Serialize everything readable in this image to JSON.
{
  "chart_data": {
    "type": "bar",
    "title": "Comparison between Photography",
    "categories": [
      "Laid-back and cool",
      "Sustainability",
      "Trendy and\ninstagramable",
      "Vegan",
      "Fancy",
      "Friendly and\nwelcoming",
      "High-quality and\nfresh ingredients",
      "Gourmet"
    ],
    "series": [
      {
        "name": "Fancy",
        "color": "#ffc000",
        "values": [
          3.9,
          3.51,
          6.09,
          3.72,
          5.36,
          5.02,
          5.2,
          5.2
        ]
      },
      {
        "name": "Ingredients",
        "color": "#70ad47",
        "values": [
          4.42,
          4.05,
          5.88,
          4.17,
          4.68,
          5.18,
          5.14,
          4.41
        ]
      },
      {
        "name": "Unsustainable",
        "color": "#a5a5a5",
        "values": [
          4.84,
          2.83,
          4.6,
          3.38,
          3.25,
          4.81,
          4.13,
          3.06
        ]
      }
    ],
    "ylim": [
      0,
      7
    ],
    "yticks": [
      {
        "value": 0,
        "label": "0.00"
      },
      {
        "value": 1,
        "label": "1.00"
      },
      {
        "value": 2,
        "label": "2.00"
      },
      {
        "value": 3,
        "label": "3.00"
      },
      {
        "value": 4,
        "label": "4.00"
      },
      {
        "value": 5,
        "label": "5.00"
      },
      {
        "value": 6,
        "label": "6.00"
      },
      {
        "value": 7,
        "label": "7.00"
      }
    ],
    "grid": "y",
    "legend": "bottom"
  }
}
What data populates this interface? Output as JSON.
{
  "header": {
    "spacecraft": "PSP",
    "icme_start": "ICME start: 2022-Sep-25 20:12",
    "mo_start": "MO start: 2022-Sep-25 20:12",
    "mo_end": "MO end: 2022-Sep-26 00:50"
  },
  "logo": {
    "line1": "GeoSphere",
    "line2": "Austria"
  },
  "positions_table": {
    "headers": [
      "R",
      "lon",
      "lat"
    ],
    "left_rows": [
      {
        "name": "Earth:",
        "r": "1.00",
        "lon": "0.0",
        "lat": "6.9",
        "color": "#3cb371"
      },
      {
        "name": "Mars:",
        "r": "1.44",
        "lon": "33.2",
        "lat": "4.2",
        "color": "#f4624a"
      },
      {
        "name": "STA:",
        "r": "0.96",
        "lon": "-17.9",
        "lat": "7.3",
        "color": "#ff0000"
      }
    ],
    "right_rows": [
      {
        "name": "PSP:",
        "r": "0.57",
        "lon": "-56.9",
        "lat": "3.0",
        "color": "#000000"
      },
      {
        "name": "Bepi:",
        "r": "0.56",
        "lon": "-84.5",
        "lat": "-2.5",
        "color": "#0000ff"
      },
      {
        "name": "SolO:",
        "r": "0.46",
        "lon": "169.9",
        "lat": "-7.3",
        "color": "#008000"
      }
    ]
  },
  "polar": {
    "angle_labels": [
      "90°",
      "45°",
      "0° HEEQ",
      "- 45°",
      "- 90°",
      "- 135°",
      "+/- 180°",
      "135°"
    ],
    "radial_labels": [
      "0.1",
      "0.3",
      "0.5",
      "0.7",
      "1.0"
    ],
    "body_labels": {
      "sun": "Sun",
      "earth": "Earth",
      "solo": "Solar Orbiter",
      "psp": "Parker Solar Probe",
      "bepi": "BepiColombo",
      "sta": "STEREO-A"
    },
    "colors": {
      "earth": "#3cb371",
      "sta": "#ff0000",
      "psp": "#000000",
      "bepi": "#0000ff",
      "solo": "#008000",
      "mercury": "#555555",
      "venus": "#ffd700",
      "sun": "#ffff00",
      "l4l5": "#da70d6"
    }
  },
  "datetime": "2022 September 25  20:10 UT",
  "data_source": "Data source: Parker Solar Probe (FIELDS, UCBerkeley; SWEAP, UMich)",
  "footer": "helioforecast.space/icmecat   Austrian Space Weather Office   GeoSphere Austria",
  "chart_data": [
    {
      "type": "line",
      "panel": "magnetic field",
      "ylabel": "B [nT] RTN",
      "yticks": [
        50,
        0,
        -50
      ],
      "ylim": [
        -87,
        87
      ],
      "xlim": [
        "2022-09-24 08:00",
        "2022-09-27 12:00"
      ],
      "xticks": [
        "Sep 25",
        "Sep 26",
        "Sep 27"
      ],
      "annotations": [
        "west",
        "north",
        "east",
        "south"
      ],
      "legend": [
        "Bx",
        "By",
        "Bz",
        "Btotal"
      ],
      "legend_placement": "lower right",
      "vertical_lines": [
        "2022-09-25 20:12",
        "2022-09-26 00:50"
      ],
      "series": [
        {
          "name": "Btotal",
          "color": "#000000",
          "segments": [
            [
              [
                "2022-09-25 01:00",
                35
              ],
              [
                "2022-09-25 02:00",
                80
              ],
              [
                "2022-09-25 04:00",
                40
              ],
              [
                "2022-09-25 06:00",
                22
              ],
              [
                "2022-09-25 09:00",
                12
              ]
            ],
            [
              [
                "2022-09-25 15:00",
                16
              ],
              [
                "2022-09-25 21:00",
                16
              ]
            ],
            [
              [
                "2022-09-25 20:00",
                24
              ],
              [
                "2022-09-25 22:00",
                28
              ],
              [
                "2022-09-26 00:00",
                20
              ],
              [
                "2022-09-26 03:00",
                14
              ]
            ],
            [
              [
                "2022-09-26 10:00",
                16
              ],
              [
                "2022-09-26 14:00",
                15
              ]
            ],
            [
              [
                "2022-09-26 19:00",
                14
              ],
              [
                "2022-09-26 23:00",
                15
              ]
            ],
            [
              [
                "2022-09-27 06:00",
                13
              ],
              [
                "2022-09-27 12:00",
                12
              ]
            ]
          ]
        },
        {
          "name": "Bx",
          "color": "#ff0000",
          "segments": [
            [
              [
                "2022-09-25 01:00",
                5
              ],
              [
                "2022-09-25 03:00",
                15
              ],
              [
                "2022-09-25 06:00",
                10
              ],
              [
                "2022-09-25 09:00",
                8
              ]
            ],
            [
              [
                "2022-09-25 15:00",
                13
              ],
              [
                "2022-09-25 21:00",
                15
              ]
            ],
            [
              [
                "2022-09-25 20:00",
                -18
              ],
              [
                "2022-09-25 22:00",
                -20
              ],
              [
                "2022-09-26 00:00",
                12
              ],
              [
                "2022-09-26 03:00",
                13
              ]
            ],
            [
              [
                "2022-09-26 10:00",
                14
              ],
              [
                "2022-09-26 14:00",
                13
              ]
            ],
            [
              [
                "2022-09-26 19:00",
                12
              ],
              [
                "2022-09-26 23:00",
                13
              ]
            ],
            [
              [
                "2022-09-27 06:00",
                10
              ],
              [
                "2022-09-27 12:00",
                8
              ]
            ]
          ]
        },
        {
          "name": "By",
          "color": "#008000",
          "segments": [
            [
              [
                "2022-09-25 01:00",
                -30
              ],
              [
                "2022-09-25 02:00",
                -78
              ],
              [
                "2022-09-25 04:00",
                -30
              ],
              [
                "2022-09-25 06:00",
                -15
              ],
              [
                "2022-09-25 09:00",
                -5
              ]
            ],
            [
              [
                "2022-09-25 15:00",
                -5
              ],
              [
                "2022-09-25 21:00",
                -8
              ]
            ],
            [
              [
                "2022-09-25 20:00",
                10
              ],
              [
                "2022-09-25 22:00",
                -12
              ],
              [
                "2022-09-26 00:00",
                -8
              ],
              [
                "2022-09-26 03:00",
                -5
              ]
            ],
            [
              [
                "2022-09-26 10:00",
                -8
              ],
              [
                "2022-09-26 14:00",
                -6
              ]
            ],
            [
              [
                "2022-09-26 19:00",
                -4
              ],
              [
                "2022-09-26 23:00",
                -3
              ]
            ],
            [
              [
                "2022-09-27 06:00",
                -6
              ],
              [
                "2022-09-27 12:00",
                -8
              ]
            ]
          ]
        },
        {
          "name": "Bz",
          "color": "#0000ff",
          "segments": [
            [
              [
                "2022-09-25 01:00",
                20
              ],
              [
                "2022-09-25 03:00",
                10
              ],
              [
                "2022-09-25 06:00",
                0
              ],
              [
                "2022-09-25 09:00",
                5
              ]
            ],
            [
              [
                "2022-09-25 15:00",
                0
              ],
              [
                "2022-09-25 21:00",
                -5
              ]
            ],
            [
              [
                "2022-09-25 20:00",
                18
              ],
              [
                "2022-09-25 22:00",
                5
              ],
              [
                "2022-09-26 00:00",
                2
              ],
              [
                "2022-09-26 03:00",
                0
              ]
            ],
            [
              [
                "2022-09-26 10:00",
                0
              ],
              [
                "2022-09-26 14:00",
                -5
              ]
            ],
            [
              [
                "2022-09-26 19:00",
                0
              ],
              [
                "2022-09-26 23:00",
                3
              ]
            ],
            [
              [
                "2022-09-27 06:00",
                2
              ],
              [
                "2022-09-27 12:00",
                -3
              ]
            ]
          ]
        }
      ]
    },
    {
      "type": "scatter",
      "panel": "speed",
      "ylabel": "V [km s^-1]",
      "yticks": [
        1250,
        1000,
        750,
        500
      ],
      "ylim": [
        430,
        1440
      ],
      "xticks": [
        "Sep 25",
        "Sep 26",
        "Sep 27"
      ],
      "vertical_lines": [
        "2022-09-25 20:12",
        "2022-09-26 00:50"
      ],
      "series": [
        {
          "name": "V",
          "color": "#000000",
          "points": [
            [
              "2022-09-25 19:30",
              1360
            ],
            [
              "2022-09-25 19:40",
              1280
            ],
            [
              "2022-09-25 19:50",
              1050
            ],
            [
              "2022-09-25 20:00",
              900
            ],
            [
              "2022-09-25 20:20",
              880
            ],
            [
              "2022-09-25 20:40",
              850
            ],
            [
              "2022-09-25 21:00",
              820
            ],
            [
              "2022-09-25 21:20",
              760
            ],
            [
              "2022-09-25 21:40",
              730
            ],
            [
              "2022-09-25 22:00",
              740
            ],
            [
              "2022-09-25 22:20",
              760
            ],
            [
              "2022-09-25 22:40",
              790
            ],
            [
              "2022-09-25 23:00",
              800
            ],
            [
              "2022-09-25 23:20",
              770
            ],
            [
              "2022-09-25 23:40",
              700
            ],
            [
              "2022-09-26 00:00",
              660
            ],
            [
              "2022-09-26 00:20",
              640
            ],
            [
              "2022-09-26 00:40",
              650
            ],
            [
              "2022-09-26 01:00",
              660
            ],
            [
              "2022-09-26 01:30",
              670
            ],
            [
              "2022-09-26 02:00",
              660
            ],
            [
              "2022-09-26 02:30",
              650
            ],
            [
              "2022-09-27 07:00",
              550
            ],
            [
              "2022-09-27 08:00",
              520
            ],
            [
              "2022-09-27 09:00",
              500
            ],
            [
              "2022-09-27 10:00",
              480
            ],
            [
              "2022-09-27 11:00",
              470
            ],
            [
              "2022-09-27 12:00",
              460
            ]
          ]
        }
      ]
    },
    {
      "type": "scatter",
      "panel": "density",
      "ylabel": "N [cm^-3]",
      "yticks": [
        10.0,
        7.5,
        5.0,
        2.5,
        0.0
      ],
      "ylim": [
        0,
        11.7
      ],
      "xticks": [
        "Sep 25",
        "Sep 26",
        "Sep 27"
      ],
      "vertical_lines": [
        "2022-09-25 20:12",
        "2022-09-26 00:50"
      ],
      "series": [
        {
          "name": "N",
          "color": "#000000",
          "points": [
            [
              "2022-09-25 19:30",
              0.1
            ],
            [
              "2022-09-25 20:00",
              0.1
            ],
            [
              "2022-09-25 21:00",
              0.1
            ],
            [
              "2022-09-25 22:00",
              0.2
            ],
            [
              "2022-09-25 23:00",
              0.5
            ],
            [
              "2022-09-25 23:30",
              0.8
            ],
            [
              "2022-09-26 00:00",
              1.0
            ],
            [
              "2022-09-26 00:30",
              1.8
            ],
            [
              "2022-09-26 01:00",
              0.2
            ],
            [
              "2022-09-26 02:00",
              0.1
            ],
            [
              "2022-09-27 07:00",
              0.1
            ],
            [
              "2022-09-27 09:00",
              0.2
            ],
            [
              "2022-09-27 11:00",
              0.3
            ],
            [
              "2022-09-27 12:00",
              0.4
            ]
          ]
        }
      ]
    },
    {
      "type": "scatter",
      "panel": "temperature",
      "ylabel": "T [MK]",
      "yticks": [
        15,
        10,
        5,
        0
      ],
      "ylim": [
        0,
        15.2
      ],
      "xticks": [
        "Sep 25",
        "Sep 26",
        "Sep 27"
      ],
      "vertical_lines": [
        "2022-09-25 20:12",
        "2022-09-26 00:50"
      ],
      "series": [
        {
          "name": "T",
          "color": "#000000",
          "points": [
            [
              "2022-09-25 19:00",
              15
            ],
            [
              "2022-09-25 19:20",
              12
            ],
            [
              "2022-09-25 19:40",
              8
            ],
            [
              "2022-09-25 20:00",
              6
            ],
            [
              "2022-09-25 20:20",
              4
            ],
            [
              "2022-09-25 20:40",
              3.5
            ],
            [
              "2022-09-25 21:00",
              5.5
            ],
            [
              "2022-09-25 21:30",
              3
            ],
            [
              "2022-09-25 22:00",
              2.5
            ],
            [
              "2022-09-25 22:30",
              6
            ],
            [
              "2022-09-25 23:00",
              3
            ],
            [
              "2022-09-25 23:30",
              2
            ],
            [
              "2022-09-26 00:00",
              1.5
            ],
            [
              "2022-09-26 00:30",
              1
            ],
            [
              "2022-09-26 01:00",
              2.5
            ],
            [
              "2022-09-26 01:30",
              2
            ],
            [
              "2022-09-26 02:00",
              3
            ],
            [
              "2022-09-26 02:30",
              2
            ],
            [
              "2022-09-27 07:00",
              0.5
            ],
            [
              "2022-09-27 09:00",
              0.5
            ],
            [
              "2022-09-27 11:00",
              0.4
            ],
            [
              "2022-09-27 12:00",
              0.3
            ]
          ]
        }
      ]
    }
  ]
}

——————————

# Task brief
From the listing above, collect every line that mentions the word "Probe".

# Task response
      "psp": "Parker Solar Probe",
  "data_source": "Data source: Parker Solar Probe (FIELDS, UCBerkeley; SWEAP, UMich)",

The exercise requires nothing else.